◆ WORK TO BE COMPLETED: Copy out each line in the material below that has the word "poems".

-- start PROVIDED ENTRIES --

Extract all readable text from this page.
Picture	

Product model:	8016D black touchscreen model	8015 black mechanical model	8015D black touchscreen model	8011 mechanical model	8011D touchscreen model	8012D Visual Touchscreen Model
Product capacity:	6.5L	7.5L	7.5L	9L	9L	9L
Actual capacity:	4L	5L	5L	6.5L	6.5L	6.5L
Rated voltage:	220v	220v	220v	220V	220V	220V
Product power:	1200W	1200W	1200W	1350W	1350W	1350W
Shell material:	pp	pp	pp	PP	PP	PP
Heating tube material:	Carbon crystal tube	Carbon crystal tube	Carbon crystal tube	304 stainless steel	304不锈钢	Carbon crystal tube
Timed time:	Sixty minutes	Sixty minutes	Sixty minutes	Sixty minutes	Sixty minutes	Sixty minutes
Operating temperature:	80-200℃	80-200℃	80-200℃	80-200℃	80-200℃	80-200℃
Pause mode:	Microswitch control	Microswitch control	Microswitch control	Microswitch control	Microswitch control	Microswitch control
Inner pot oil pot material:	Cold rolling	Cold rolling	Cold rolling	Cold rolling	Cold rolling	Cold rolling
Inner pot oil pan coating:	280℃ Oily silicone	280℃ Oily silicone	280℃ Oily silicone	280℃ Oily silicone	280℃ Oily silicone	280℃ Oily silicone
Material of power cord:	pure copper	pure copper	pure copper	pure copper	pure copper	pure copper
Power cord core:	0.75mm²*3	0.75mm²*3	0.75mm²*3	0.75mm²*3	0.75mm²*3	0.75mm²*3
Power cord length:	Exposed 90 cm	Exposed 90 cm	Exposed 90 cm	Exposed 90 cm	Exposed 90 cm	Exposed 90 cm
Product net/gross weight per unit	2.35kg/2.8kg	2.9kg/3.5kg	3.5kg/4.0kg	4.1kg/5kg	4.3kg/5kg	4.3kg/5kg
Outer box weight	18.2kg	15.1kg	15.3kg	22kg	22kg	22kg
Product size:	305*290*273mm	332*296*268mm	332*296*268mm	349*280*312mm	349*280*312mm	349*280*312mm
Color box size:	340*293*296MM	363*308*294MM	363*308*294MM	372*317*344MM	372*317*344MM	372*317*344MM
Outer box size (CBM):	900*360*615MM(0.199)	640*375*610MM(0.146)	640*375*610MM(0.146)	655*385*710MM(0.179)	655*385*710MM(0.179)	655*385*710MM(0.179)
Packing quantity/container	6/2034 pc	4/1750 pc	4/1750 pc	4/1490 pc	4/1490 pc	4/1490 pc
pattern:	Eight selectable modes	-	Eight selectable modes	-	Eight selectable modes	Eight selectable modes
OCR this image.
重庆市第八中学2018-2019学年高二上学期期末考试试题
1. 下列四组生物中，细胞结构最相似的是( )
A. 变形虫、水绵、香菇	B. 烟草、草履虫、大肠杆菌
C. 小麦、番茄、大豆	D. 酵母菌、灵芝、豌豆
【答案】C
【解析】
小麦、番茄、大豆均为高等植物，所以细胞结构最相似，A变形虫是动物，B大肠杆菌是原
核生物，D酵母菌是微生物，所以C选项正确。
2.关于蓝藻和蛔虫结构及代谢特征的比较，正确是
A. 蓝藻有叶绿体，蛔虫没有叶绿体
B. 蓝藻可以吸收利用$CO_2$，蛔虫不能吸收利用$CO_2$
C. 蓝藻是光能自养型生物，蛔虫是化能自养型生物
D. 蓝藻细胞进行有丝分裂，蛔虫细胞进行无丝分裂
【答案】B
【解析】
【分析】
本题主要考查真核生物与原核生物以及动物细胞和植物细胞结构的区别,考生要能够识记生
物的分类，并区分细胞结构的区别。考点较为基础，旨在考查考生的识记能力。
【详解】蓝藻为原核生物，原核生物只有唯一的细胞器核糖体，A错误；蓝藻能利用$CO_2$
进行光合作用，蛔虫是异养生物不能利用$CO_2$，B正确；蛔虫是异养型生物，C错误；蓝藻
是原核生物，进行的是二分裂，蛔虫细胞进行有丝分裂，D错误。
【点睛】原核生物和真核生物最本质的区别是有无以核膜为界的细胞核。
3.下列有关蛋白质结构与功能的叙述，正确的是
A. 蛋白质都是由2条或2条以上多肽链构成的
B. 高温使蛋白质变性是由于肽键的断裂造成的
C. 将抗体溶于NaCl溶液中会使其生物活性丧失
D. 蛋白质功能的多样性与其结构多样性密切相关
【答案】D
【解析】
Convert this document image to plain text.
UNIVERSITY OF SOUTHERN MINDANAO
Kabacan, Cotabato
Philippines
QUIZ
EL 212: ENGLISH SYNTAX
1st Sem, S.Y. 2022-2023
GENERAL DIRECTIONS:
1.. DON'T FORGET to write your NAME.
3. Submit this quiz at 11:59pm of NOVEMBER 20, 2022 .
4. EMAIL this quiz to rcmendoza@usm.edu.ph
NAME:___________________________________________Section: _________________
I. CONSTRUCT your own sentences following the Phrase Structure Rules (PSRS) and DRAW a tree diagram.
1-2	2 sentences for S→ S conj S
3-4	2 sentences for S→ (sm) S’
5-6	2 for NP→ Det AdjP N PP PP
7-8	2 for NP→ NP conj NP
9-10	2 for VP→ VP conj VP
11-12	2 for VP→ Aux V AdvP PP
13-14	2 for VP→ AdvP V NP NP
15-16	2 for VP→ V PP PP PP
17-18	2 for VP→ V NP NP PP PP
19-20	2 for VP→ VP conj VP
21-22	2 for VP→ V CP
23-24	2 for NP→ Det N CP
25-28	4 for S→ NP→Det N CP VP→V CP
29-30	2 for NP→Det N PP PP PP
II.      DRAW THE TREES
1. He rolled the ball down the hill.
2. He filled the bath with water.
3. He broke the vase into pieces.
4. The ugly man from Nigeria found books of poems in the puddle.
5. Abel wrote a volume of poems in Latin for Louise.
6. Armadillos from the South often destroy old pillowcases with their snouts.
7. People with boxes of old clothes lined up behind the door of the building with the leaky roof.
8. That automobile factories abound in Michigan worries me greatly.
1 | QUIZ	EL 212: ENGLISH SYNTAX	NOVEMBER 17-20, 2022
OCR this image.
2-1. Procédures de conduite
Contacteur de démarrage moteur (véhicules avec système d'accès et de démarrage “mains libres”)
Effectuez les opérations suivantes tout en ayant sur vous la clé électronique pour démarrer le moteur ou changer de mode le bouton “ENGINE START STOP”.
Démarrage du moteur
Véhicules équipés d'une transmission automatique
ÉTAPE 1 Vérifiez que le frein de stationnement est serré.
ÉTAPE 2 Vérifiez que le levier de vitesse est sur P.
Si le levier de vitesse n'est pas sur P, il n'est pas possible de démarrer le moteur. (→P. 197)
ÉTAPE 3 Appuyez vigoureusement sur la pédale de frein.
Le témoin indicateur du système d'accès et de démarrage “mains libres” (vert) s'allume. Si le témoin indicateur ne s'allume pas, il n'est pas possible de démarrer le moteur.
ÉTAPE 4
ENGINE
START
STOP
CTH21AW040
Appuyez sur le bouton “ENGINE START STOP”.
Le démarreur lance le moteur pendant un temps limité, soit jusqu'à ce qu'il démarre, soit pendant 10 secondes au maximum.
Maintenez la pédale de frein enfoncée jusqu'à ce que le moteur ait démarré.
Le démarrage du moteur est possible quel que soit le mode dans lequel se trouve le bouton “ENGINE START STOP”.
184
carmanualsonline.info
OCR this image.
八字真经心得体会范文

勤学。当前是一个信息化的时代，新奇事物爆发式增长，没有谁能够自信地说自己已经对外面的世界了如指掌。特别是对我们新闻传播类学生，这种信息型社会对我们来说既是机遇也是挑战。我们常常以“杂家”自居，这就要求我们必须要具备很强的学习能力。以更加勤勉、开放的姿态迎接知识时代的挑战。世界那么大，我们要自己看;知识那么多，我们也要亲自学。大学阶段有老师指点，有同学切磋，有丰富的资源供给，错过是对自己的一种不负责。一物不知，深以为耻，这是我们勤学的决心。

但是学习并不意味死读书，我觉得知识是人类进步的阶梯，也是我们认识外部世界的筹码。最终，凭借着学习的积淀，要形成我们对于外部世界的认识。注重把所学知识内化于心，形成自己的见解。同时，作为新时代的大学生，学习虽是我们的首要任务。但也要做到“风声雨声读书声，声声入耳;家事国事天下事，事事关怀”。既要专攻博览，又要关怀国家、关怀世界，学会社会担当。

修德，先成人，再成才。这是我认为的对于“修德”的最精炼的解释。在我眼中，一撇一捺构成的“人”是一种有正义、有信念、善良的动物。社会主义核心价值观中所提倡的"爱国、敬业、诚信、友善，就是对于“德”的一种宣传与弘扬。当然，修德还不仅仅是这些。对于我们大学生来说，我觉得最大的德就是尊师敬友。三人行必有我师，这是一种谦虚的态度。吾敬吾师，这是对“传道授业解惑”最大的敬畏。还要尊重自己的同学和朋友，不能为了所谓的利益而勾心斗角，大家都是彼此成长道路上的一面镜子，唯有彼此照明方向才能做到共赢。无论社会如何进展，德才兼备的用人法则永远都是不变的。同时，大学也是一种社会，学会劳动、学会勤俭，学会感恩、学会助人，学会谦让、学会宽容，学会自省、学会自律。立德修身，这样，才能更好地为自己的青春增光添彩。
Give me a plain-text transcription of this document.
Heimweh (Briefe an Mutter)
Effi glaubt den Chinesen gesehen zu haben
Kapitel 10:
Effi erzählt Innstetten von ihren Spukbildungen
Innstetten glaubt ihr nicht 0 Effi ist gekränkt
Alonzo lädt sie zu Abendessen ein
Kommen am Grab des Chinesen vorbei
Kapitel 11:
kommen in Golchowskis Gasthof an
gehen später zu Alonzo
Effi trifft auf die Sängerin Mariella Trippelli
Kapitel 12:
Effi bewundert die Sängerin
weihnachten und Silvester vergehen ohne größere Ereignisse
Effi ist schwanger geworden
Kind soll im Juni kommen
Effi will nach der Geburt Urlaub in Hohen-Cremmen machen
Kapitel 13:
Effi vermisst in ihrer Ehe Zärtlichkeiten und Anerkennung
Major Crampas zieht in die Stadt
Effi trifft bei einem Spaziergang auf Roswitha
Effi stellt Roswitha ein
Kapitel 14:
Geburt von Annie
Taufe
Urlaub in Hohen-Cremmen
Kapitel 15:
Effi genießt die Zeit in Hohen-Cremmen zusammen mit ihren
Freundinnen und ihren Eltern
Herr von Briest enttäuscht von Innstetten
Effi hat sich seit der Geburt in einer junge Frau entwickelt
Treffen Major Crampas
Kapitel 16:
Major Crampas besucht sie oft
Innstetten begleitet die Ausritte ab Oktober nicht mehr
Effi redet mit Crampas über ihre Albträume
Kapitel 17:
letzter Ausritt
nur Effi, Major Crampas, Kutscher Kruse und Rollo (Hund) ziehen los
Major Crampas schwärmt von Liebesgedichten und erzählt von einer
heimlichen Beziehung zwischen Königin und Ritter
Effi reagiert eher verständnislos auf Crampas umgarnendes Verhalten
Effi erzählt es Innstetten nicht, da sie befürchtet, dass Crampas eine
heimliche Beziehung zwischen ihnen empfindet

-- end PROVIDED ENTRIES --

◆ REPLY TO THE TASK:
4. The ugly man from Nigeria found books of poems in the puddle.
5. Abel wrote a volume of poems in Latin for Louise.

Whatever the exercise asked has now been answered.